+++ Supplied data

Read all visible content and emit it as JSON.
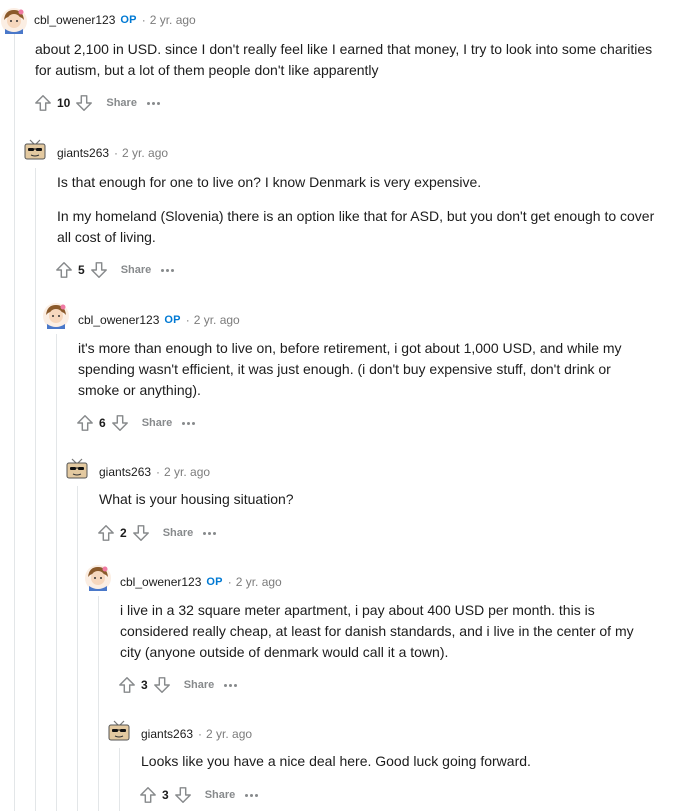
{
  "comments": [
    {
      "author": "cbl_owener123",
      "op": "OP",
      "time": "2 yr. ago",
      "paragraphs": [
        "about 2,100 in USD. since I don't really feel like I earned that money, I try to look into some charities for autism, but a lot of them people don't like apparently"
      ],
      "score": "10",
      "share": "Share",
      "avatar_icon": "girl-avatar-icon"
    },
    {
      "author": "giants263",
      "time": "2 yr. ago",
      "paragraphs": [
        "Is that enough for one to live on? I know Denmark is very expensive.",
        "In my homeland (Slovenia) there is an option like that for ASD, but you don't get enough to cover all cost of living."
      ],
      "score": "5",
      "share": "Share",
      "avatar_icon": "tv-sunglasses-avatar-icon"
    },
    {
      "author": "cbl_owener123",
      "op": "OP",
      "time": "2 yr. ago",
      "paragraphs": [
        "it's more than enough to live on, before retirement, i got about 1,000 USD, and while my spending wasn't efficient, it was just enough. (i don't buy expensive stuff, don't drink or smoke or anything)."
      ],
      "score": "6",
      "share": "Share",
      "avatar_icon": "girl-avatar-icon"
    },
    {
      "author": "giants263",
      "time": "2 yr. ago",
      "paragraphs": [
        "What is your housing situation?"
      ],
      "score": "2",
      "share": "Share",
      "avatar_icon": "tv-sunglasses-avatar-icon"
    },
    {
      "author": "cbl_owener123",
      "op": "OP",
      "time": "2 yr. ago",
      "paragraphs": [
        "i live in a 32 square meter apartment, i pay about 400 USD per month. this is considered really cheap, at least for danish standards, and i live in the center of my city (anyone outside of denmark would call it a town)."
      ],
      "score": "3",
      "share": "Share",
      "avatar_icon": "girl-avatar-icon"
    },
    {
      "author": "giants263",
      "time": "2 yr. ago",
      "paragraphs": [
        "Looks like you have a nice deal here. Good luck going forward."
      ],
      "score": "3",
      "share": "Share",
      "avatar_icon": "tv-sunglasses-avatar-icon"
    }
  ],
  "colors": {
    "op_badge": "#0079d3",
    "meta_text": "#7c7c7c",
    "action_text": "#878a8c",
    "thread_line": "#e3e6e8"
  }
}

++++++

**Stated goal:** Read the data above. Pull out each line in which the string "like" appears.

**Answer in full:**
        "about 2,100 in USD. since I don't really feel like I earned that money, I try to look into some charities for autism, but a lot of them people don't like apparently"
        "In my homeland (Slovenia) there is an option like that for ASD, but you don't get enough to cover all cost of living."
        "Looks like you have a nice deal here. Good luck going forward."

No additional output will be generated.